[What to produce]: Give the entries again exactly, without pictures.

[Information]:
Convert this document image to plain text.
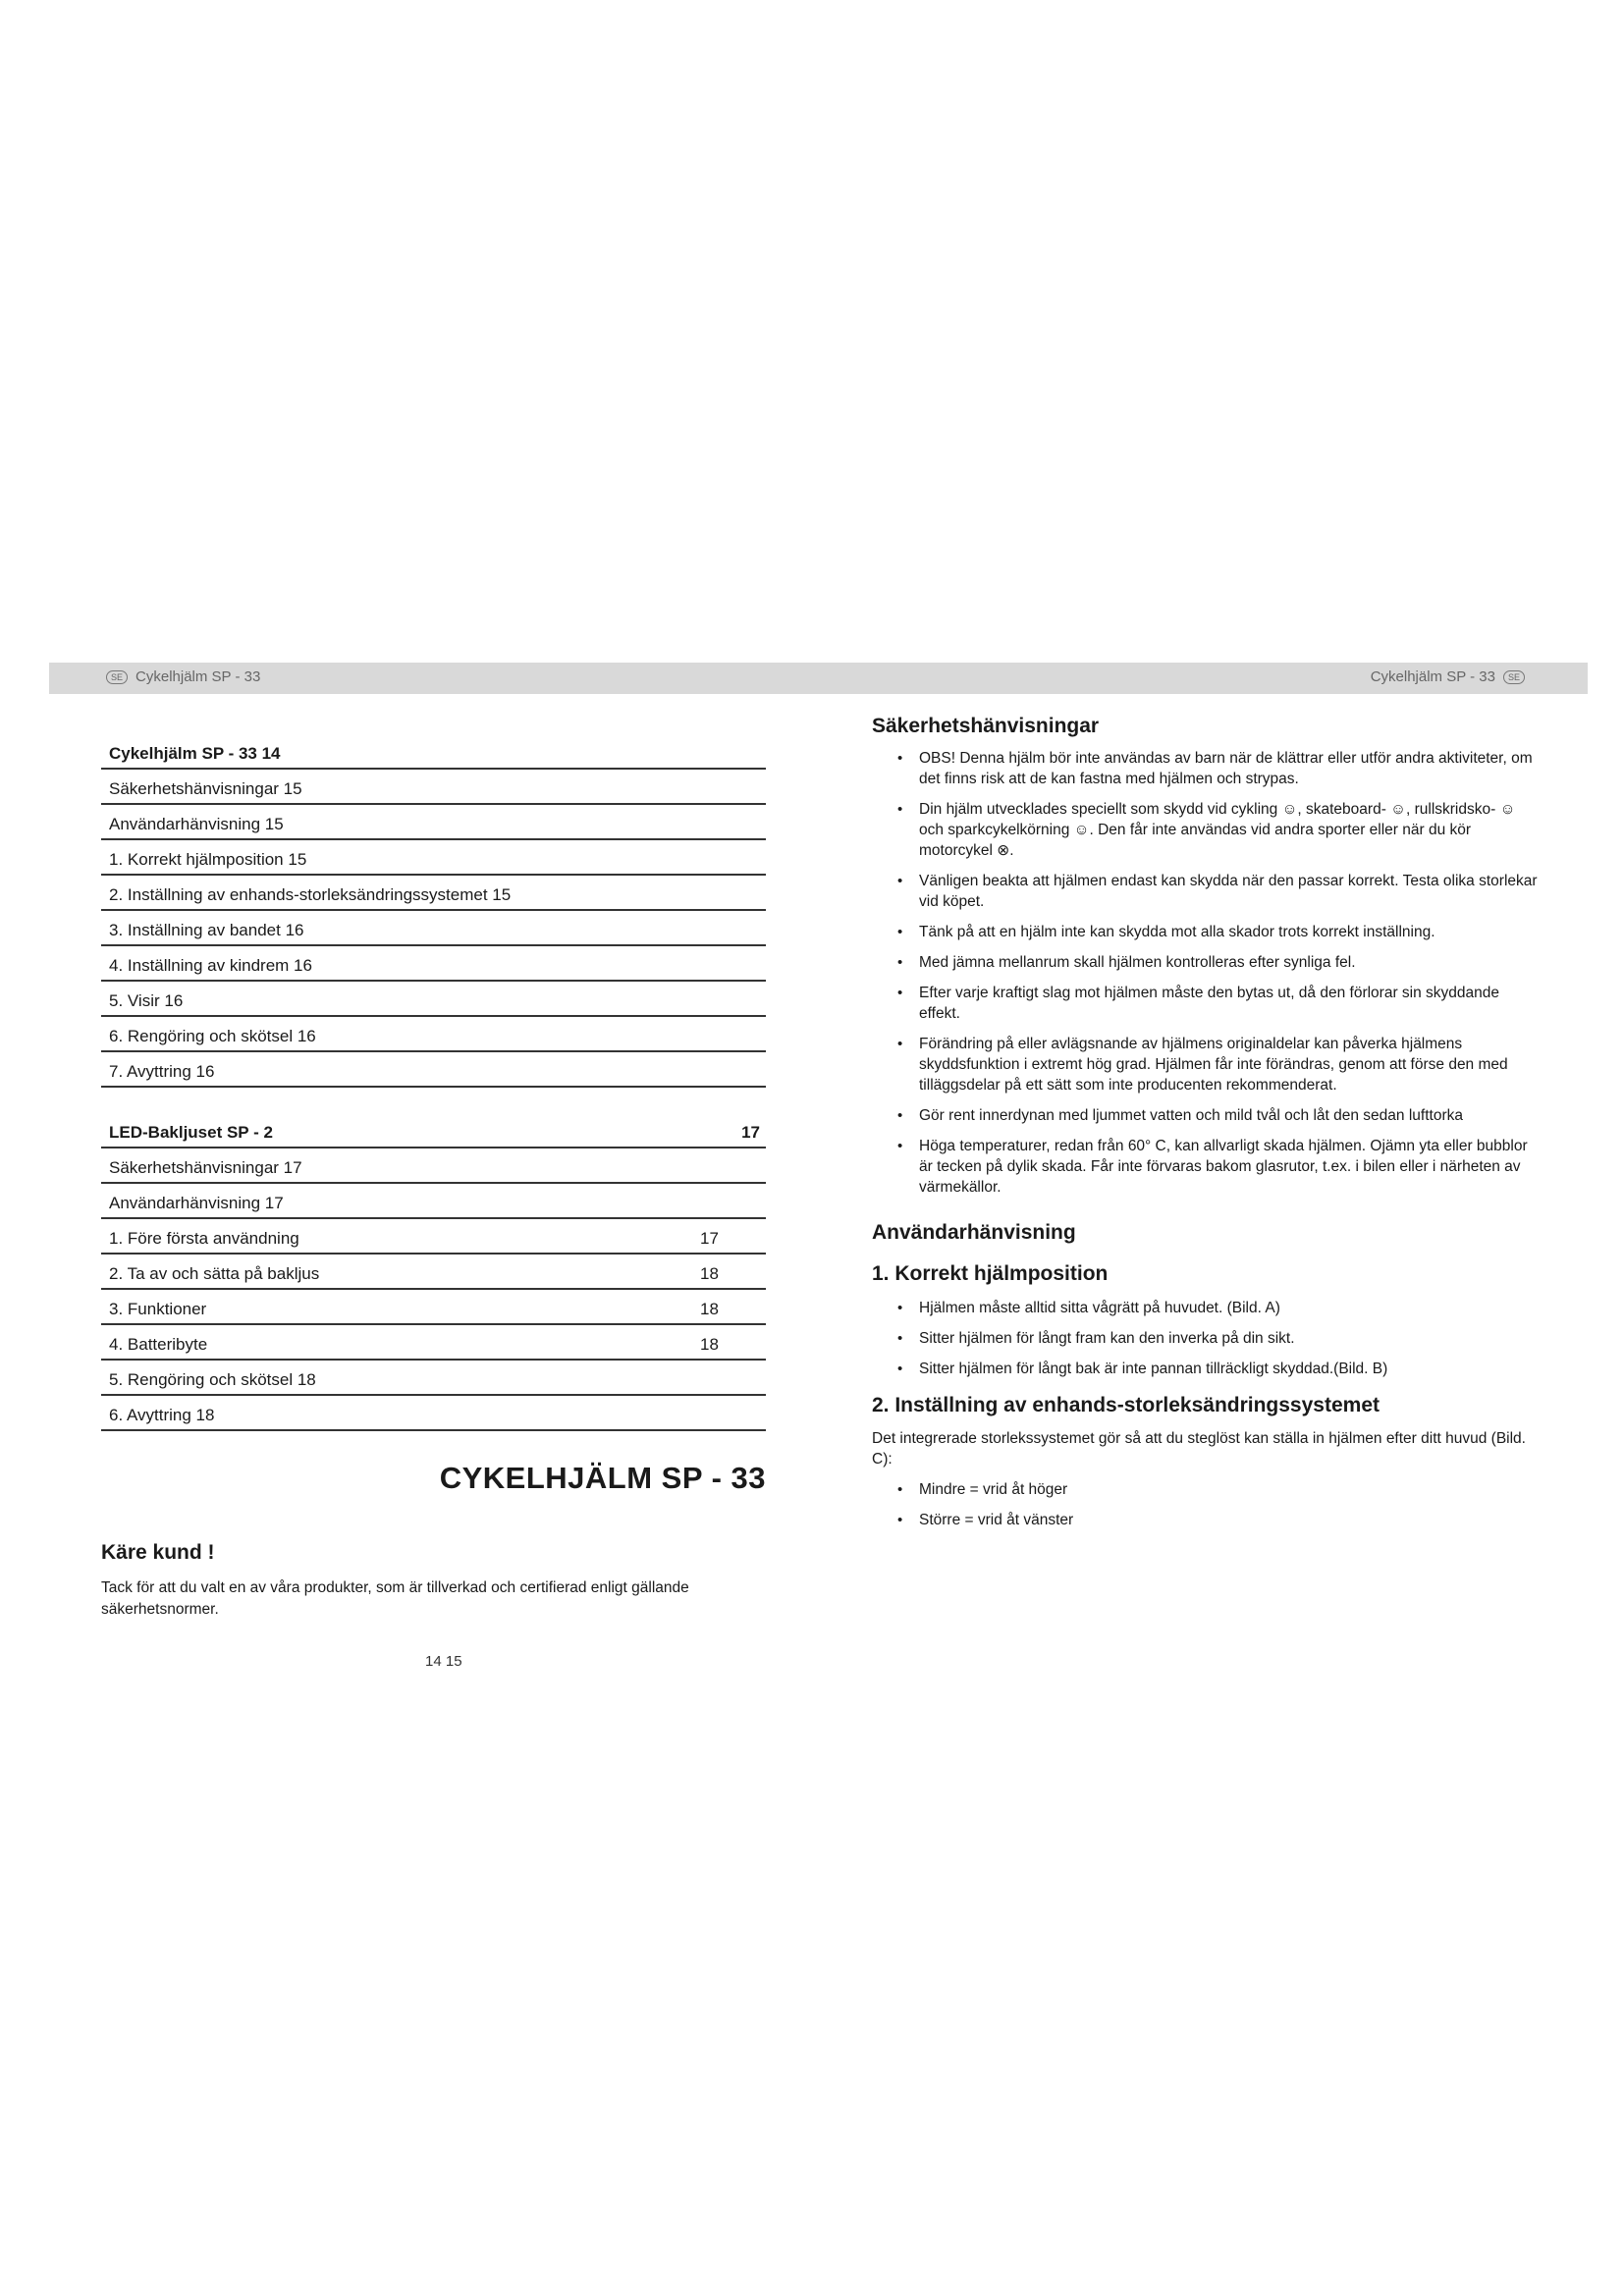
SE Cykelhjälm SP - 33	Cykelhjälm SP - 33	SE
Cykelhjälm SP - 33 14
Säkerhetshänvisningar 15
Användarhänvisning 15
1. Korrekt hjälmposition 15
2. Inställning av enhands-storleksändringssystemet 15
3. Inställning av bandet 16
4. Inställning av kindrem 16
5. Visir 16
6. Rengöring och skötsel 16
7. Avyttring 16
LED-Bakljuset SP - 2	17
Säkerhetshänvisningar 17
Användarhänvisning 17
1. Före första användning	17
2. Ta av och sätta på bakljus	18
3. Funktioner	18
4. Batteribyte	18
5. Rengöring och skötsel 18
6. Avyttring 18
CYKELHJÄLM SP - 33
Käre kund !
Tack för att du valt en av våra produkter, som är tillverkad och certifierad enligt gällande säkerhetsnormer.
14 15
Säkerhetshänvisningar
• OBS! Denna hjälm bör inte användas av barn när de klättrar eller utför andra aktiviteter, om det finns risk att de kan fastna med hjälmen och strypas.
• Din hjälm utvecklades speciellt som skydd vid cykling ☺, skateboard- ☺, rullskridsko- ☺ och sparkcykelkörning ☺. Den får inte användas vid andra sporter eller när du kör motorcykel ⊗.
• Vänligen beakta att hjälmen endast kan skydda när den passar korrekt. Testa olika storlekar vid köpet.
• Tänk på att en hjälm inte kan skydda mot alla skador trots korrekt inställning.
• Med jämna mellanrum skall hjälmen kontrolleras efter synliga fel.
• Efter varje kraftigt slag mot hjälmen måste den bytas ut, då den förlorar sin skyddande effekt.
• Förändring på eller avlägsnande av hjälmens originaldelar kan påverka hjälmens skyddsfunktion i extremt hög grad. Hjälmen får inte förändras, genom att förse den med tilläggsdelar på ett sätt som inte producenten rekommenderat.
• Gör rent innerdynan med ljummet vatten och mild tvål och låt den sedan lufttorka
• Höga temperaturer, redan från 60° C, kan allvarligt skada hjälmen. Ojämn yta eller bubblor är tecken på dylik skada. Får inte förvaras bakom glasrutor, t.ex. i bilen eller i närheten av värmekällor.
Användarhänvisning
1. Korrekt hjälmposition
• Hjälmen måste alltid sitta vågrätt på huvudet. (Bild. A)
• Sitter hjälmen för långt fram kan den inverka på din sikt.
• Sitter hjälmen för långt bak är inte pannan tillräckligt skyddad.(Bild. B)
2. Inställning av enhands-storleksändringssystemet
Det integrerade storlekssystemet gör så att du steglöst kan ställa in hjälmen efter ditt huvud (Bild. C):
• Mindre = vrid åt höger
• Större = vrid åt vänster
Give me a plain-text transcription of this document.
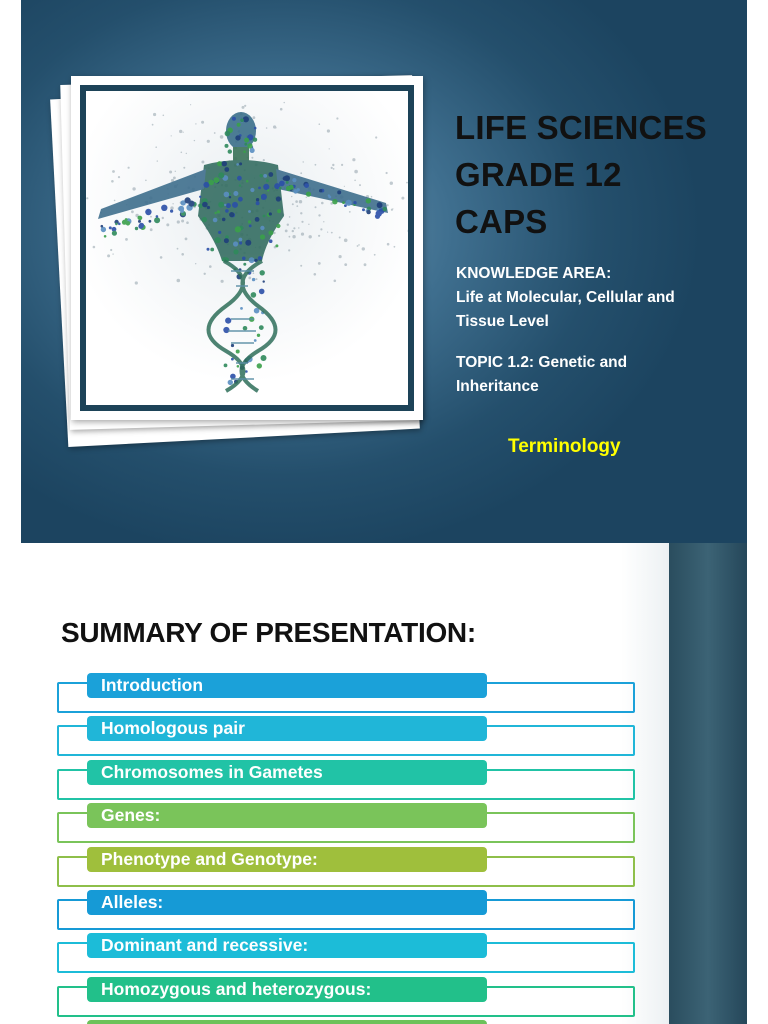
LIFE SCIENCES
GRADE 12
CAPS
KNOWLEDGE AREA:
Life at Molecular, Cellular and
Tissue Level
TOPIC 1.2: Genetic and
Inheritance
Terminology
SUMMARY OF PRESENTATION:
Introduction
Homologous pair
Chromosomes in Gametes
Genes:
Phenotype and Genotype:
Alleles:
Dominant and recessive:
Homozygous and heterozygous:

[Response to this task]:
Convert this document image to plain text.
SE Cykelhjälm SP - 33	Cykelhjälm SP - 33	SE
Cykelhjälm SP - 33 14
Säkerhetshänvisningar 15
Användarhänvisning 15
1. Korrekt hjälmposition 15
2. Inställning av enhands-storleksändringssystemet 15
3. Inställning av bandet 16
4. Inställning av kindrem 16
5. Visir 16
6. Rengöring och skötsel 16
7. Avyttring 16
LED-Bakljuset SP - 2	17
Säkerhetshänvisningar 17
Användarhänvisning 17
1. Före första användning	17
2. Ta av och sätta på bakljus	18
3. Funktioner	18
4. Batteribyte	18
5. Rengöring och skötsel 18
6. Avyttring 18
CYKELHJÄLM SP - 33
Käre kund !
Tack för att du valt en av våra produkter, som är tillverkad och certifierad enligt gällande säkerhetsnormer.
14 15
Säkerhetshänvisningar
• OBS! Denna hjälm bör inte användas av barn när de klättrar eller utför andra aktiviteter, om det finns risk att de kan fastna med hjälmen och strypas.
• Din hjälm utvecklades speciellt som skydd vid cykling ☺, skateboard- ☺, rullskridsko- ☺ och sparkcykelkörning ☺. Den får inte användas vid andra sporter eller när du kör motorcykel ⊗.
• Vänligen beakta att hjälmen endast kan skydda när den passar korrekt. Testa olika storlekar vid köpet.
• Tänk på att en hjälm inte kan skydda mot alla skador trots korrekt inställning.
• Med jämna mellanrum skall hjälmen kontrolleras efter synliga fel.
• Efter varje kraftigt slag mot hjälmen måste den bytas ut, då den förlorar sin skyddande effekt.
• Förändring på eller avlägsnande av hjälmens originaldelar kan påverka hjälmens skyddsfunktion i extremt hög grad. Hjälmen får inte förändras, genom att förse den med tilläggsdelar på ett sätt som inte producenten rekommenderat.
• Gör rent innerdynan med ljummet vatten och mild tvål och låt den sedan lufttorka
• Höga temperaturer, redan från 60° C, kan allvarligt skada hjälmen. Ojämn yta eller bubblor är tecken på dylik skada. Får inte förvaras bakom glasrutor, t.ex. i bilen eller i närheten av värmekällor.
Användarhänvisning
1. Korrekt hjälmposition
• Hjälmen måste alltid sitta vågrätt på huvudet. (Bild. A)
• Sitter hjälmen för långt fram kan den inverka på din sikt.
• Sitter hjälmen för långt bak är inte pannan tillräckligt skyddad.(Bild. B)
2. Inställning av enhands-storleksändringssystemet
Det integrerade storlekssystemet gör så att du steglöst kan ställa in hjälmen efter ditt huvud (Bild. C):
• Mindre = vrid åt höger
• Större = vrid åt vänster
Give me a plain-text transcription of this document.
LIFE SCIENCES
GRADE 12
CAPS
KNOWLEDGE AREA:
Life at Molecular, Cellular and
Tissue Level
TOPIC 1.2: Genetic and
Inheritance
Terminology
SUMMARY OF PRESENTATION:
Introduction
Homologous pair
Chromosomes in Gametes
Genes:
Phenotype and Genotype:
Alleles:
Dominant and recessive:
Homozygous and heterozygous:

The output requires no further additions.